[Dataset rows]

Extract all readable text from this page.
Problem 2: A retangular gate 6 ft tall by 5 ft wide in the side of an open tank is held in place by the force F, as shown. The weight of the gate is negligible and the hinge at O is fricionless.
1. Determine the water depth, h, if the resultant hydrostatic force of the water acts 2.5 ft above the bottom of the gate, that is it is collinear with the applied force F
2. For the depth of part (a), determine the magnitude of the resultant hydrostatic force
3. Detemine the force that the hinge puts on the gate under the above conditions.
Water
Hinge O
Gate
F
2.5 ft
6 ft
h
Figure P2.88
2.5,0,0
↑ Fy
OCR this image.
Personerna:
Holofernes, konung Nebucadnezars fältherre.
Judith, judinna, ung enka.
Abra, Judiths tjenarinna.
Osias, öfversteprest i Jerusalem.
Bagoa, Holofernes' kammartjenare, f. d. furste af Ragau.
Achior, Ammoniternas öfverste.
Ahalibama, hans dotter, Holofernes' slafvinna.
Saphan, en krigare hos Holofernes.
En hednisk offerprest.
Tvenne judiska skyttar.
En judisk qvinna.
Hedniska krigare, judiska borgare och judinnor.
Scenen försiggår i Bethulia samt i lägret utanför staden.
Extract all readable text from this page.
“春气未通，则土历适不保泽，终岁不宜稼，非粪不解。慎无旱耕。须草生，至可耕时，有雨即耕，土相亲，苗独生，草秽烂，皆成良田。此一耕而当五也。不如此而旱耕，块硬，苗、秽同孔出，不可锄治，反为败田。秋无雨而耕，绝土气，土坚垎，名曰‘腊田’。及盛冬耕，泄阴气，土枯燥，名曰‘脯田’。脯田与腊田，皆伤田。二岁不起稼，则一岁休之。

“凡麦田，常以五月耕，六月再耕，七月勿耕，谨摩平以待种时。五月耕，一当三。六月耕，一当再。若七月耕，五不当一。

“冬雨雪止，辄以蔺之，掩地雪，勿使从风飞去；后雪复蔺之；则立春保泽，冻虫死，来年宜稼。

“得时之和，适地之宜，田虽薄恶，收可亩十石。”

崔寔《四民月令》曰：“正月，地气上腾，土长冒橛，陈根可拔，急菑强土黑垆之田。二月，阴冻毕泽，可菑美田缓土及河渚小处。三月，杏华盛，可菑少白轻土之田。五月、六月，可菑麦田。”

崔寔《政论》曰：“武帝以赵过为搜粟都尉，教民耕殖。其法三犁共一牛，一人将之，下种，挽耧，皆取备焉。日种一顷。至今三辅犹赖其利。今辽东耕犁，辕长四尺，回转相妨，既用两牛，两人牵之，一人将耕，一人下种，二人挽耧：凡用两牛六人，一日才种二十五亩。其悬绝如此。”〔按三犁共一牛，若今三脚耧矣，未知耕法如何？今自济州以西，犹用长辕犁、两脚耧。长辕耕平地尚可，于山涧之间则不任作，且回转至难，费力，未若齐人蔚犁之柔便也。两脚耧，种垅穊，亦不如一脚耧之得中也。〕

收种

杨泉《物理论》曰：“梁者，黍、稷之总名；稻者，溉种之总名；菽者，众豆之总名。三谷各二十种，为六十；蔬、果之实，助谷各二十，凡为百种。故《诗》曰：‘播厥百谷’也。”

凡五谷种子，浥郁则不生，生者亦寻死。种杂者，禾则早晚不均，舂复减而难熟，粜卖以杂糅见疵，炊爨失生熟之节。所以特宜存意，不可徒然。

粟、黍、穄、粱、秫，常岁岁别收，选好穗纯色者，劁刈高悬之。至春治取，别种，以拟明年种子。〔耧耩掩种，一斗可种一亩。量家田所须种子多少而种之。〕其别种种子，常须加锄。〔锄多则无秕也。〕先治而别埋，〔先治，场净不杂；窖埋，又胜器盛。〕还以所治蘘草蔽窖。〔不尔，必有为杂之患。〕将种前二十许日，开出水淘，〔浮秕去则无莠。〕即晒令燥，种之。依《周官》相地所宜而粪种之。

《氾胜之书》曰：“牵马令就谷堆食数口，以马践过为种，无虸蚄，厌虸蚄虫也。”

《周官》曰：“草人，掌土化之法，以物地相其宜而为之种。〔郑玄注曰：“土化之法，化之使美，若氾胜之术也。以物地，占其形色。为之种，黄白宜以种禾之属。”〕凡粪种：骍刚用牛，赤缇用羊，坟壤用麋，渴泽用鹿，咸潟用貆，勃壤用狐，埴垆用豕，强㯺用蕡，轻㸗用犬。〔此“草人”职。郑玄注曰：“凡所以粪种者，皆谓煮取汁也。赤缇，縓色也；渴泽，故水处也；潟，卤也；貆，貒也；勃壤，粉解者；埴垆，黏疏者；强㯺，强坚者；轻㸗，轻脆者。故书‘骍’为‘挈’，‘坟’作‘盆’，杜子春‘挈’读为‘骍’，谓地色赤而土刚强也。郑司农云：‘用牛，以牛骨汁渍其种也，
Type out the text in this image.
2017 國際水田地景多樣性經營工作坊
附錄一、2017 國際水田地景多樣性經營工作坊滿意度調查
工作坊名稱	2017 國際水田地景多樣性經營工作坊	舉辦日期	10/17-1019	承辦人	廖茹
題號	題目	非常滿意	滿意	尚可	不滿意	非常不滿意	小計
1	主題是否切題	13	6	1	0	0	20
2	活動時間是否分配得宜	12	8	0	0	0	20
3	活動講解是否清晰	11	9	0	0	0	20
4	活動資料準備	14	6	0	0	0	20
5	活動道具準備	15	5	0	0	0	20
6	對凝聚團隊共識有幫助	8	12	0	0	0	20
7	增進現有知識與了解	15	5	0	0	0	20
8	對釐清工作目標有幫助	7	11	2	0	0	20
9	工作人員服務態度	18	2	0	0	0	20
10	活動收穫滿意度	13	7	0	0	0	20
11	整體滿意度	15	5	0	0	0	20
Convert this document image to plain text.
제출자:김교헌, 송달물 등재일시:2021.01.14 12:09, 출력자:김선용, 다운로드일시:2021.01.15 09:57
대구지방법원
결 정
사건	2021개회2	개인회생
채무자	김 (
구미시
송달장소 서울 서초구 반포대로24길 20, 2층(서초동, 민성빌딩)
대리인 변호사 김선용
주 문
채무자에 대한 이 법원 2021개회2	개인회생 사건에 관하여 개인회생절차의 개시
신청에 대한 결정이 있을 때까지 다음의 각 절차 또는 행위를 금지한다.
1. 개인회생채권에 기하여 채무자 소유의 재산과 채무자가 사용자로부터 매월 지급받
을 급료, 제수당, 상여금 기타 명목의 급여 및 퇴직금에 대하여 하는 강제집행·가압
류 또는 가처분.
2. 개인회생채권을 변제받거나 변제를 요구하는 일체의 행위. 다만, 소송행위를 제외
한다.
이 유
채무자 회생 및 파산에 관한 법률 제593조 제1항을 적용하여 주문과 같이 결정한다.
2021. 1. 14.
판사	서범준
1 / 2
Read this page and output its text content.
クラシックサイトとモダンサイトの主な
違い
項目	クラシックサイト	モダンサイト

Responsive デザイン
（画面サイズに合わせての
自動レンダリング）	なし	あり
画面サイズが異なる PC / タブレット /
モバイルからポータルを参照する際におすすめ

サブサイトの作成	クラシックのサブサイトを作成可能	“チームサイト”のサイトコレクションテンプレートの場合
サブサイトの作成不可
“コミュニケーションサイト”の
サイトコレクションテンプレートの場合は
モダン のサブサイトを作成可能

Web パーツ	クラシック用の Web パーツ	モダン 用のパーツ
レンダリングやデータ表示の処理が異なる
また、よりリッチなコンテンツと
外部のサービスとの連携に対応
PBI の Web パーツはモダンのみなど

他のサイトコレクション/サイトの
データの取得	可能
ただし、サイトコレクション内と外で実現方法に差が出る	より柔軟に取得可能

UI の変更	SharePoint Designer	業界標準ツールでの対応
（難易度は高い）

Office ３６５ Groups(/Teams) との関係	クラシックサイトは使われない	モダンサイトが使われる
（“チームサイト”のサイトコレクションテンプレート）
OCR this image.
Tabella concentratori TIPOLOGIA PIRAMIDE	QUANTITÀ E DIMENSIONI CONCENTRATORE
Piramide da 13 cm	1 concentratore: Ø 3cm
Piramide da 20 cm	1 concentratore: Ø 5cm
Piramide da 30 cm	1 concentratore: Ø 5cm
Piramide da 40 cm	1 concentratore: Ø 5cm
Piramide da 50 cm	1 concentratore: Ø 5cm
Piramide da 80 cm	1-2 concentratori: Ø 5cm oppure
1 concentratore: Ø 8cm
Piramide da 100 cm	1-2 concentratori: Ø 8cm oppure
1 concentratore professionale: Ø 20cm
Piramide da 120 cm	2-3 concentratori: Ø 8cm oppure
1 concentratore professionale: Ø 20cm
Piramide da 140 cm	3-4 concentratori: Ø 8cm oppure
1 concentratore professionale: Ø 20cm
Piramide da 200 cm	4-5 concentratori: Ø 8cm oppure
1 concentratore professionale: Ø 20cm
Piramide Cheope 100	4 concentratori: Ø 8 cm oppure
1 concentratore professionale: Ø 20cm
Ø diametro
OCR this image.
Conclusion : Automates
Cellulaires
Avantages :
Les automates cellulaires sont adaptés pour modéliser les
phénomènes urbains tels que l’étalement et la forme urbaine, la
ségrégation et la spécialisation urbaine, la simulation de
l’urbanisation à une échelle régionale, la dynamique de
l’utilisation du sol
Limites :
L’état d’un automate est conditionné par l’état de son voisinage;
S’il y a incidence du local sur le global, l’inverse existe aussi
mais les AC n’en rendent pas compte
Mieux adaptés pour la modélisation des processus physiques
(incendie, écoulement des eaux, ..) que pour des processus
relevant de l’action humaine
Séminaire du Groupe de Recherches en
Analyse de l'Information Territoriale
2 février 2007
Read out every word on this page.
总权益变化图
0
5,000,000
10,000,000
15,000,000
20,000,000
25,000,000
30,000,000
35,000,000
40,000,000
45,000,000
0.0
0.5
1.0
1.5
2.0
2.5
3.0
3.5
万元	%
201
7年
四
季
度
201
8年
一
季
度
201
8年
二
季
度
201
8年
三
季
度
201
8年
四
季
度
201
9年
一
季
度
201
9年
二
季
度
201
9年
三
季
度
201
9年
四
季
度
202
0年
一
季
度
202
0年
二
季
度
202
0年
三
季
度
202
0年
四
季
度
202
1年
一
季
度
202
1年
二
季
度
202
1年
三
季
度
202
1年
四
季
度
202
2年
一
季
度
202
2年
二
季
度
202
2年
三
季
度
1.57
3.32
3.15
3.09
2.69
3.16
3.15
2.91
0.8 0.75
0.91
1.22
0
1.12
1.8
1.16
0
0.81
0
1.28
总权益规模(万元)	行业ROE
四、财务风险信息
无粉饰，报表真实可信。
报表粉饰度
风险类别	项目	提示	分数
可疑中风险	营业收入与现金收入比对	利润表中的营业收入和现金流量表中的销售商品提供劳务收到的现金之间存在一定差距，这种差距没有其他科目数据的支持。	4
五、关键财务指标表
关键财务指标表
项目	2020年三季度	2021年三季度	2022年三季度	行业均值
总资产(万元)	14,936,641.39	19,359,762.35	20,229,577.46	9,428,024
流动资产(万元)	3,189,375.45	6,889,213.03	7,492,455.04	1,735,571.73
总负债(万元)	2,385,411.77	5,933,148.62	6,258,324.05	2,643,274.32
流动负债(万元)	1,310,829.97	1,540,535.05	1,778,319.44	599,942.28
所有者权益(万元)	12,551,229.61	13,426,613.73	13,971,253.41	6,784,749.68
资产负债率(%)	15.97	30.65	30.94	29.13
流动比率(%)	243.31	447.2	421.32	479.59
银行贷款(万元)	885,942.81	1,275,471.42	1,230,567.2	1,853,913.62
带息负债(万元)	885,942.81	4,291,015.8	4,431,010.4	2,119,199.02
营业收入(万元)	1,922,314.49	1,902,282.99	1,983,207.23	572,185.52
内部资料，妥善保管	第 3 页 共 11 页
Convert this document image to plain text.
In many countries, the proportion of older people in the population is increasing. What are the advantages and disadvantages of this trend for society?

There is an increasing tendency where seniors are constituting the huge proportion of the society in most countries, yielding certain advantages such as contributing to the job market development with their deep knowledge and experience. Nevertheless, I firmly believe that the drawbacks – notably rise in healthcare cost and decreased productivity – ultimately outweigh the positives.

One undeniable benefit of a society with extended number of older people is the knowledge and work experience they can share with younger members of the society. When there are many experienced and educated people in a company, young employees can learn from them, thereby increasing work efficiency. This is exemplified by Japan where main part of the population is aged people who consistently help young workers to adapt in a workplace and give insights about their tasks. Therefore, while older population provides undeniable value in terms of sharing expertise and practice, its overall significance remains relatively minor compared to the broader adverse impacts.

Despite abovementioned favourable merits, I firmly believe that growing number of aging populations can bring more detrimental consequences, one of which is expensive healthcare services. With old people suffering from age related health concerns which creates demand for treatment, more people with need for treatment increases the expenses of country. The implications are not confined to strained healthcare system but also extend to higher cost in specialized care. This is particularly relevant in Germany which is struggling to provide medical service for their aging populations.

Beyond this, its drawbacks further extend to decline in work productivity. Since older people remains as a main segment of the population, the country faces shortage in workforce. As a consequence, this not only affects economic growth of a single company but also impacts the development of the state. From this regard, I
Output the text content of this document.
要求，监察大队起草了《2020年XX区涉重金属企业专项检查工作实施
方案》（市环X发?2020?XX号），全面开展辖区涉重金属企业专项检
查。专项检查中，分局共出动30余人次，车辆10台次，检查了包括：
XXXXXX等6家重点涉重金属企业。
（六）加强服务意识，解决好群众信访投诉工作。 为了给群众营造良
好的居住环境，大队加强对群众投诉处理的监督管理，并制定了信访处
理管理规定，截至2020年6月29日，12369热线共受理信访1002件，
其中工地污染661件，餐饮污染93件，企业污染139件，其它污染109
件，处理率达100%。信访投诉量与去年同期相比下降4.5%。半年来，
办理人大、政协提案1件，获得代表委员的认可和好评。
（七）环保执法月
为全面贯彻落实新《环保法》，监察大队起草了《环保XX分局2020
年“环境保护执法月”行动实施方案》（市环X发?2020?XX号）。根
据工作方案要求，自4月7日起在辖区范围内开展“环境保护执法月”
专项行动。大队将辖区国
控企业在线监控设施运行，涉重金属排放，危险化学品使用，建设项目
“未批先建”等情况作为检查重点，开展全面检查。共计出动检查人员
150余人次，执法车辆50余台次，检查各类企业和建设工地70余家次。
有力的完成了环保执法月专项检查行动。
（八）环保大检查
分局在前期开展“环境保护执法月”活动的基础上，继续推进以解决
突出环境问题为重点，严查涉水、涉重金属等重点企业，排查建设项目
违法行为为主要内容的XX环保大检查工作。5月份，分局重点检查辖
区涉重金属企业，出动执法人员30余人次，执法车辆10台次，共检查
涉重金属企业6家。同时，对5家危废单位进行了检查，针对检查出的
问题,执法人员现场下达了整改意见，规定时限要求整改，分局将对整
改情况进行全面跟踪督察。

■ Task objective: How many of the lines above hold "depth"? Answer with only the number.

■ Written solution: 2